The request
Count the lines below that include the word "this" and write that number alone.

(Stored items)
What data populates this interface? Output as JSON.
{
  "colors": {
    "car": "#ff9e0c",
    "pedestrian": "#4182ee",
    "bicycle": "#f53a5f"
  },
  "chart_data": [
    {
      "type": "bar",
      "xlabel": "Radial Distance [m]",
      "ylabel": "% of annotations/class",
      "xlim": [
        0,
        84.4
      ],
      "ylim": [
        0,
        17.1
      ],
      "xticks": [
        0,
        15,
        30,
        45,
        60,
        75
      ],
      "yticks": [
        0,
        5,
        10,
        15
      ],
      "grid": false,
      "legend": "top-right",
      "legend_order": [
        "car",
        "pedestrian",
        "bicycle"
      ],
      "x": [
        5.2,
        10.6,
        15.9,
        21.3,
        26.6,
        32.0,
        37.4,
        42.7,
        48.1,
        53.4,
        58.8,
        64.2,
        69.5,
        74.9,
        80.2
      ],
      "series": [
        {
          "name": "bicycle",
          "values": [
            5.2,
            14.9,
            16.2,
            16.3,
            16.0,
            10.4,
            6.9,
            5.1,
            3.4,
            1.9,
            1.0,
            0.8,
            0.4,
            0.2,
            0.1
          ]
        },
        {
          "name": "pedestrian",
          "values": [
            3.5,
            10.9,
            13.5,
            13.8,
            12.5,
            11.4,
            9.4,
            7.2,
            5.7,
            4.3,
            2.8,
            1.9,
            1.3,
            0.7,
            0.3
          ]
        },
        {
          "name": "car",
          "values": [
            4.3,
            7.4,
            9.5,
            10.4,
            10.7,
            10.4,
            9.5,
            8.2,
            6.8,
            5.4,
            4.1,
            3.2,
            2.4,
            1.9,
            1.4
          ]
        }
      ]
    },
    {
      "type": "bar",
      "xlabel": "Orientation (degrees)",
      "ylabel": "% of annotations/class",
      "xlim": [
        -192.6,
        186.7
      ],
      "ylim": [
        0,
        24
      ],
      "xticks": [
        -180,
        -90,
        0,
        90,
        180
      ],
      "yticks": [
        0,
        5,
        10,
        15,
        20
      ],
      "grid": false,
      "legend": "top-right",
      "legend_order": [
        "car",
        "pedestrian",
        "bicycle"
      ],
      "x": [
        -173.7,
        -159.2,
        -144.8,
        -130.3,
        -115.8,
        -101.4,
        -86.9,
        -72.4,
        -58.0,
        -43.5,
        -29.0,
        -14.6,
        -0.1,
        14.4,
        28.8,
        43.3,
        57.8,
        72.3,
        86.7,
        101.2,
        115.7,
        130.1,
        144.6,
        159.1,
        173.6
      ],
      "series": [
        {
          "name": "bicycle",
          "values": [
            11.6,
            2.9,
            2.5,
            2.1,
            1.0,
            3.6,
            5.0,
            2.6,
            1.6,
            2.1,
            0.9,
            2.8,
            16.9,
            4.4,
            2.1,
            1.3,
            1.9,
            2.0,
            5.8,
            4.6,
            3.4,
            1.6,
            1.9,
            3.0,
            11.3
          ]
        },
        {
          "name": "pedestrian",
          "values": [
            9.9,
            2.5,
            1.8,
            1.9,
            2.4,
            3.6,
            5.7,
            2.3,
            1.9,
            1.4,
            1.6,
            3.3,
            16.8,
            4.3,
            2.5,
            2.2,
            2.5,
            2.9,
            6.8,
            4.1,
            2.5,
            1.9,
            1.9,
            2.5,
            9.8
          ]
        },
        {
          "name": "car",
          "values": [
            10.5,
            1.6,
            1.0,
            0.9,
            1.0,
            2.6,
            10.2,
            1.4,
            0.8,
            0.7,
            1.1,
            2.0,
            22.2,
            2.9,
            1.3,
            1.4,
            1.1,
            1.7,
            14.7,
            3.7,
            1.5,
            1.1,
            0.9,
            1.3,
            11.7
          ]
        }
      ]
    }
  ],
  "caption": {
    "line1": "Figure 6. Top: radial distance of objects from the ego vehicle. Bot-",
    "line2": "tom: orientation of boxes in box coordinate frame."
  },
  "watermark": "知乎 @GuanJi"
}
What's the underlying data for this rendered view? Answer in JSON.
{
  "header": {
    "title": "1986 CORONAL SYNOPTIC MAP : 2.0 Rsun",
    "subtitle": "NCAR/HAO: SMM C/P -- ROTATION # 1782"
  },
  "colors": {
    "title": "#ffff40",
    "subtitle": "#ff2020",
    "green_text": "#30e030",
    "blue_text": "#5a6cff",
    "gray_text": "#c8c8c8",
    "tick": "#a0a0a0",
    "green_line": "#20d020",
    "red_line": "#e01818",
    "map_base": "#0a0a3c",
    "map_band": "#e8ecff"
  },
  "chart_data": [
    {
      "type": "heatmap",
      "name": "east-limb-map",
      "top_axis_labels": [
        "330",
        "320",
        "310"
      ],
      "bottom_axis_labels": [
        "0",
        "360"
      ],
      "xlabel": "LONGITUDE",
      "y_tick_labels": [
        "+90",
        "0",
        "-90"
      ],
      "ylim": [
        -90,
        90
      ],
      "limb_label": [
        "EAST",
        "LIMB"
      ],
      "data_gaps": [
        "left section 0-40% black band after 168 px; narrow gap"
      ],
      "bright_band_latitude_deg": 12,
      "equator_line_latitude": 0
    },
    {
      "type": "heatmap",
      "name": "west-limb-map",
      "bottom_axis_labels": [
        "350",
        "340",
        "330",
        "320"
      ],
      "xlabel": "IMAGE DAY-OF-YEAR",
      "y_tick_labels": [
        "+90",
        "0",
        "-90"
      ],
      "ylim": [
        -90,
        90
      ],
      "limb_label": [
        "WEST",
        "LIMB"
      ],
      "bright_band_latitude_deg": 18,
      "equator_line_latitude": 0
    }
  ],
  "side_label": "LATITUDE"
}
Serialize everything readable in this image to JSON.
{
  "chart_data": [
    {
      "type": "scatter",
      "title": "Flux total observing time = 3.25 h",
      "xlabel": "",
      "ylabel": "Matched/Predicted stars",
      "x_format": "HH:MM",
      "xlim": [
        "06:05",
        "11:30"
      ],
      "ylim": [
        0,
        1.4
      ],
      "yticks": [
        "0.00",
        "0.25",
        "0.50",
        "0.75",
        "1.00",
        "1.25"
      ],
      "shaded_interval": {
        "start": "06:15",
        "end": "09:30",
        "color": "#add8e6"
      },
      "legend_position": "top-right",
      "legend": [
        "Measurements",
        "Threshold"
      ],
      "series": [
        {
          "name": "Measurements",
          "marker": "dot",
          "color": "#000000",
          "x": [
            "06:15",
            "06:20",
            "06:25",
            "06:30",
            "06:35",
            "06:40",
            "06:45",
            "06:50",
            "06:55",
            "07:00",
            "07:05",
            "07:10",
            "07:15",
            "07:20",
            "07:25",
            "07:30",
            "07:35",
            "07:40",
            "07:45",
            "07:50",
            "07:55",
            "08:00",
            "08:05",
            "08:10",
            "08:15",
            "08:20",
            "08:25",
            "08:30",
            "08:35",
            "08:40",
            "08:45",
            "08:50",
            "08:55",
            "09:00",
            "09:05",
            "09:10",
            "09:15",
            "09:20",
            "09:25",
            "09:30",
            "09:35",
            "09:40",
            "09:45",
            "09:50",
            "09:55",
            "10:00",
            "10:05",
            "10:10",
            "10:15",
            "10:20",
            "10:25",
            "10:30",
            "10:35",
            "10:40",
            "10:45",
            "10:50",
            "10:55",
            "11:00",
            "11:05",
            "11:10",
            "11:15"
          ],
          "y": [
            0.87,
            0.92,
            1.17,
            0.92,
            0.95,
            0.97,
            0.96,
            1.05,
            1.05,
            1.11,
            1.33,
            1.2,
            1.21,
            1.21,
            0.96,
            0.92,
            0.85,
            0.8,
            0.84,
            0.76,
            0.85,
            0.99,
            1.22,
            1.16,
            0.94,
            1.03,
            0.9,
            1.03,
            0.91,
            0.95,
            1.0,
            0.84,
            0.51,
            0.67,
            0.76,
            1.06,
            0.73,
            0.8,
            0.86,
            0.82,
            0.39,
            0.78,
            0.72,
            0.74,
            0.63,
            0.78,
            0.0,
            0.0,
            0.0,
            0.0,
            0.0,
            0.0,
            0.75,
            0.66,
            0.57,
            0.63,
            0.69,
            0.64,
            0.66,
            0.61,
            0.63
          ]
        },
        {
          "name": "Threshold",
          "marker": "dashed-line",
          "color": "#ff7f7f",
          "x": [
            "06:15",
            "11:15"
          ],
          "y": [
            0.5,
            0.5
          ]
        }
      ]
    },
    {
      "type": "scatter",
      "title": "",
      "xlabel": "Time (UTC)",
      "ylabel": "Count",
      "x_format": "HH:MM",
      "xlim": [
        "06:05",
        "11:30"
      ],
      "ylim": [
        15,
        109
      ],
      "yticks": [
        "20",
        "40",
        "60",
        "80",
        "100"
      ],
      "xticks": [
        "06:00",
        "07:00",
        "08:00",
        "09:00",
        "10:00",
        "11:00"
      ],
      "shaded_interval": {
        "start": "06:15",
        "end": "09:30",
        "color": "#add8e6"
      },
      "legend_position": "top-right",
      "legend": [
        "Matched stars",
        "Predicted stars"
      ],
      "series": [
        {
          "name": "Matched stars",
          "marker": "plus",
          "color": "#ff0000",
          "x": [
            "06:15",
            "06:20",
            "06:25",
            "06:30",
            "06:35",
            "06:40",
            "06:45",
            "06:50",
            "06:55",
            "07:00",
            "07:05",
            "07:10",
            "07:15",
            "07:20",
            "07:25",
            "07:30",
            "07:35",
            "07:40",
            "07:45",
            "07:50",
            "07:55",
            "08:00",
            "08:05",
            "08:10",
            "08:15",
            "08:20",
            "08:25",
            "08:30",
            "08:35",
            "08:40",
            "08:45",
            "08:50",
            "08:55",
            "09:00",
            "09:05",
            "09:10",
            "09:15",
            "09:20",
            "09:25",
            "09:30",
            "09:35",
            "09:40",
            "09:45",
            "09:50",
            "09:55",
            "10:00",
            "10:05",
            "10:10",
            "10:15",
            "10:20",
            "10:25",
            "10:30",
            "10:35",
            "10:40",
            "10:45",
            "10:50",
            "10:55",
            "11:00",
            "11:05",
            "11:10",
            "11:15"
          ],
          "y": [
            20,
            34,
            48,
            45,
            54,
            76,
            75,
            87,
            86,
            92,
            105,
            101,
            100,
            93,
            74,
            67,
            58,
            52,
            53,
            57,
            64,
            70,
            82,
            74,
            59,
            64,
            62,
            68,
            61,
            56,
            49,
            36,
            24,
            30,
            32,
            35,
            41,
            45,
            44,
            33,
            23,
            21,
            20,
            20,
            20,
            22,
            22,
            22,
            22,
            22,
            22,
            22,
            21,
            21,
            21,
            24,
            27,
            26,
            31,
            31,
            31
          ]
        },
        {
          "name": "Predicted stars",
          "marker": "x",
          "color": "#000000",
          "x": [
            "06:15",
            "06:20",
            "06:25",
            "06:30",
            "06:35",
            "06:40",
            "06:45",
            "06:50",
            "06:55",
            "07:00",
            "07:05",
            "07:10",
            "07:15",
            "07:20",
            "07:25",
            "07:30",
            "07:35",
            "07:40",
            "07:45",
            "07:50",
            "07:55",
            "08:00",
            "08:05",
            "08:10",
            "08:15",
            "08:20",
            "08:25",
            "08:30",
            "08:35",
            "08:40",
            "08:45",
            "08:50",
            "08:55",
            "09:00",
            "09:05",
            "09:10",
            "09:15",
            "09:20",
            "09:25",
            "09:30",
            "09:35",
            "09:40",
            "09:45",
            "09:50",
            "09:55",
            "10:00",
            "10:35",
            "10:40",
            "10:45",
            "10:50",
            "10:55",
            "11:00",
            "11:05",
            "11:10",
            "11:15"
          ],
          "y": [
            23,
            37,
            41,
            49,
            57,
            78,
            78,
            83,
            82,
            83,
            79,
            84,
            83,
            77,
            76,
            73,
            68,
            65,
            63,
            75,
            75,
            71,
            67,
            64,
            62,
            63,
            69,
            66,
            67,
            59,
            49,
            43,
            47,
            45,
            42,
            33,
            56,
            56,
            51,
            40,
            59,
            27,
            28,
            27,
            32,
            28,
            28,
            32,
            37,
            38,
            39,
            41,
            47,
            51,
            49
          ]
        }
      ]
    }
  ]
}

Answer to the problem
3